#### What you are asked to do
Gather every line from the entries below that includes "również".
BEGIN Data for the task
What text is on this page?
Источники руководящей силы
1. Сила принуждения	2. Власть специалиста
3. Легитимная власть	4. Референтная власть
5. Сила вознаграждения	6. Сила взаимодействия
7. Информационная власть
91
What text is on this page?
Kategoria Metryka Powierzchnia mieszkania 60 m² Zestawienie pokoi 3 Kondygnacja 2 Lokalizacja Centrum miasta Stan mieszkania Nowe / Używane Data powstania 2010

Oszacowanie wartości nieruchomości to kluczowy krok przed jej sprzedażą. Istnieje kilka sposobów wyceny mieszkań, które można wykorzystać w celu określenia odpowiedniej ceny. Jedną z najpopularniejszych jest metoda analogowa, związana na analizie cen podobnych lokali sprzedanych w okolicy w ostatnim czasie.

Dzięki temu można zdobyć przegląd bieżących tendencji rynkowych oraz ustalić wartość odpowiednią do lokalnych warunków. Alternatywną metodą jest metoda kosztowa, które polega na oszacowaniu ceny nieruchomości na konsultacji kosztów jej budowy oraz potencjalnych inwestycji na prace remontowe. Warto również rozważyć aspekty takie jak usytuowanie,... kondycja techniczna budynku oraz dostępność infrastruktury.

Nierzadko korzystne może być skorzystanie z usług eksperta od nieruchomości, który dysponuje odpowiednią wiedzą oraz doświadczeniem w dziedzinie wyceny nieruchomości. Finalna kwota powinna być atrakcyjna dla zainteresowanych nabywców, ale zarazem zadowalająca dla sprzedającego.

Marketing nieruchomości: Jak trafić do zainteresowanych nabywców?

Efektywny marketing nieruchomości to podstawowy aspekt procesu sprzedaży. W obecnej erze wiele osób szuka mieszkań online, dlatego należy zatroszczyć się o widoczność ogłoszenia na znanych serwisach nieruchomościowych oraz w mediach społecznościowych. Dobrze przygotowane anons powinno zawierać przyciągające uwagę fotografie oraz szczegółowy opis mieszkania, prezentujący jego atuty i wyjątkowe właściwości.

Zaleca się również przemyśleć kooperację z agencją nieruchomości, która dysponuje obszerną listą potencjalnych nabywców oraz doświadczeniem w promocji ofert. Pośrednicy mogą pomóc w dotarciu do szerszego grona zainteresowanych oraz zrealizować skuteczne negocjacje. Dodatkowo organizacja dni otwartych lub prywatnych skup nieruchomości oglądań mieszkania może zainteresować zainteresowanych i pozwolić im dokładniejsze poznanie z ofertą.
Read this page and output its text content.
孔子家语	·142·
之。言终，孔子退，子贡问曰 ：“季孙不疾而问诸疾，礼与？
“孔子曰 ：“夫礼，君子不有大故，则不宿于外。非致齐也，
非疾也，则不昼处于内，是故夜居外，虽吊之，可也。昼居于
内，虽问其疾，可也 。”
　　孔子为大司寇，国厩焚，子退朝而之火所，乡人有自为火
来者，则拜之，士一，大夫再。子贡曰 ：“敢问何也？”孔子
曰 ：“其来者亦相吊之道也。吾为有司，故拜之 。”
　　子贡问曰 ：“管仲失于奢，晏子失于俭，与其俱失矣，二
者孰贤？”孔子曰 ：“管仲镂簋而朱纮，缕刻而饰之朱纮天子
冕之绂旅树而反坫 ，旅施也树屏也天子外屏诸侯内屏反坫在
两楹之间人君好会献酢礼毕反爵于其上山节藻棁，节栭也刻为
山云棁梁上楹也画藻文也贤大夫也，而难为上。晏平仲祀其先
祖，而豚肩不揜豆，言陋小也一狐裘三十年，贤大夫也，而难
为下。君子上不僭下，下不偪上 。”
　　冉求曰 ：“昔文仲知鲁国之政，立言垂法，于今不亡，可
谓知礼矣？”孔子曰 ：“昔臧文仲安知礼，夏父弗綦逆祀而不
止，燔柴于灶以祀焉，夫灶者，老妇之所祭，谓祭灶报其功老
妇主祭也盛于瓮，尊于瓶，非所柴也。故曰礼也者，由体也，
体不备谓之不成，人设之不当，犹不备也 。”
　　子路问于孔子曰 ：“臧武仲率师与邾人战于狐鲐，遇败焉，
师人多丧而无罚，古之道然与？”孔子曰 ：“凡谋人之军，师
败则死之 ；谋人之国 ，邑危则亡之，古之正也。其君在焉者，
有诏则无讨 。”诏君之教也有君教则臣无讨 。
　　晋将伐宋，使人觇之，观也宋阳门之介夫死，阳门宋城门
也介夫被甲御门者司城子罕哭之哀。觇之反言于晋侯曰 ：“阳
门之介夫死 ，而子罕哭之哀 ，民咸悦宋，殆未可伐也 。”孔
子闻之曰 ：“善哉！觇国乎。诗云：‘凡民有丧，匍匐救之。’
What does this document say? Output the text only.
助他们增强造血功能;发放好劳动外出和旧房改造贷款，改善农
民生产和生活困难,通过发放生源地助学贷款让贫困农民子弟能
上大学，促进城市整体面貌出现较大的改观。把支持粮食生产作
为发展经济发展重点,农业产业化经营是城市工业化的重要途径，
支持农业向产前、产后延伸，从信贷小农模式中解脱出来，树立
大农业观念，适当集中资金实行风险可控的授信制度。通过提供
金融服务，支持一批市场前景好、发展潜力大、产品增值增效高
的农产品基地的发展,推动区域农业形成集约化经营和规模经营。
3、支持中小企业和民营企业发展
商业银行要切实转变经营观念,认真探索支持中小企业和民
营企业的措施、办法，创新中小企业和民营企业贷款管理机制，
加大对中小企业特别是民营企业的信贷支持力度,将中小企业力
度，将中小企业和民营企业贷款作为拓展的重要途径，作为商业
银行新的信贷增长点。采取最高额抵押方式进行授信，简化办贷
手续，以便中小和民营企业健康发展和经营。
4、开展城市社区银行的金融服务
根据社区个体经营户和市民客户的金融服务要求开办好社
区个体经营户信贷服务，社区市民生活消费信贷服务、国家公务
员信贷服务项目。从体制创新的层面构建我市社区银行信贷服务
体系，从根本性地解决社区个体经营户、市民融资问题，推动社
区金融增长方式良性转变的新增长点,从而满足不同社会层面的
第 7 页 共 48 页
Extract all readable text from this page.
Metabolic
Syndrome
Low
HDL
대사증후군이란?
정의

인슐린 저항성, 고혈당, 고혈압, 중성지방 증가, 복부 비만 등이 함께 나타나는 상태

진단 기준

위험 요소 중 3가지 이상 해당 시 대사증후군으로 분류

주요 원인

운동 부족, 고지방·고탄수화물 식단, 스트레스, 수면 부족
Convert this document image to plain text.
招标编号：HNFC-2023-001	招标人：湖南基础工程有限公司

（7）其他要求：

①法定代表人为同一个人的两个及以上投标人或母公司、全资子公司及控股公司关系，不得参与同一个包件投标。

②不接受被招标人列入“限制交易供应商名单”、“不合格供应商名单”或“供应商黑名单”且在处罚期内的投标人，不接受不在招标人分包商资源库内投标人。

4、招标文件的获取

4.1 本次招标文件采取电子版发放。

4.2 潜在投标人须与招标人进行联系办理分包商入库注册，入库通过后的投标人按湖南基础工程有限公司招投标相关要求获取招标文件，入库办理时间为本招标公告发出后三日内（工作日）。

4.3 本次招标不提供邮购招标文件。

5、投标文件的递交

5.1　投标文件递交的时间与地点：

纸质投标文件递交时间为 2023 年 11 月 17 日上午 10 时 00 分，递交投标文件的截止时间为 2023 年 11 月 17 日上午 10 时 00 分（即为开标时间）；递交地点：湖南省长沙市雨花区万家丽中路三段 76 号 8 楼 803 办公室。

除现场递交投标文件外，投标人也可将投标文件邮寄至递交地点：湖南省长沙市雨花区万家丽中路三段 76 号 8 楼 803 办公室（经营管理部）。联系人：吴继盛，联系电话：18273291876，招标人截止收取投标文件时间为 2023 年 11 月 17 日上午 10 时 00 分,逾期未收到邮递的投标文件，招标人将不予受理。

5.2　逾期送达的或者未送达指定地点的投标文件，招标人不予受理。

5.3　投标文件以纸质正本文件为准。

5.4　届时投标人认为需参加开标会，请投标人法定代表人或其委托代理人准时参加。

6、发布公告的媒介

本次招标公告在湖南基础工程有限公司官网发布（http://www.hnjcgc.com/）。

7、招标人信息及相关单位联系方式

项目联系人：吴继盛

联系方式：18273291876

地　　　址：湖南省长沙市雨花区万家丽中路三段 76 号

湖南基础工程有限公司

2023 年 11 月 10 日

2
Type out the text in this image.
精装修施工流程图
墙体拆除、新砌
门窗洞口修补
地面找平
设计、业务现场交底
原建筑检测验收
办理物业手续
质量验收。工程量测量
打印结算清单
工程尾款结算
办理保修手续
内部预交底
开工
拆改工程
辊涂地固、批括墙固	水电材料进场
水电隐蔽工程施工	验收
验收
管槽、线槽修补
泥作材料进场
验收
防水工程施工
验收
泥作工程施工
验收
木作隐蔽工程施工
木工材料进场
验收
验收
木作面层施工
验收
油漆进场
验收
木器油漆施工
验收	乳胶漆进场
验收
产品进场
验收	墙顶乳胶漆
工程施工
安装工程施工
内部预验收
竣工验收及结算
END Data for the task
#### Result below
Dzięki temu można zdobyć przegląd bieżących tendencji rynkowych oraz ustalić wartość odpowiednią do lokalnych warunków. Alternatywną metodą jest metoda kosztowa, które polega na oszacowaniu ceny nieruchomości na konsultacji kosztów jej budowy oraz potencjalnych inwestycji na prace remontowe. Warto również rozważyć aspekty takie jak usytuowanie,... kondycja techniczna budynku oraz dostępność infrastruktury.
Zaleca się również przemyśleć kooperację z agencją nieruchomości, która dysponuje obszerną listą potencjalnych nabywców oraz doświadczeniem w promocji ofert. Pośrednicy mogą pomóc w dotarciu do szerszego grona zainteresowanych oraz zrealizować skuteczne negocjacje. Dodatkowo organizacja dni otwartych lub prywatnych skup nieruchomości oglądań mieszkania może zainteresować zainteresowanych i pozwolić im dokładniejsze poznanie z ofertą.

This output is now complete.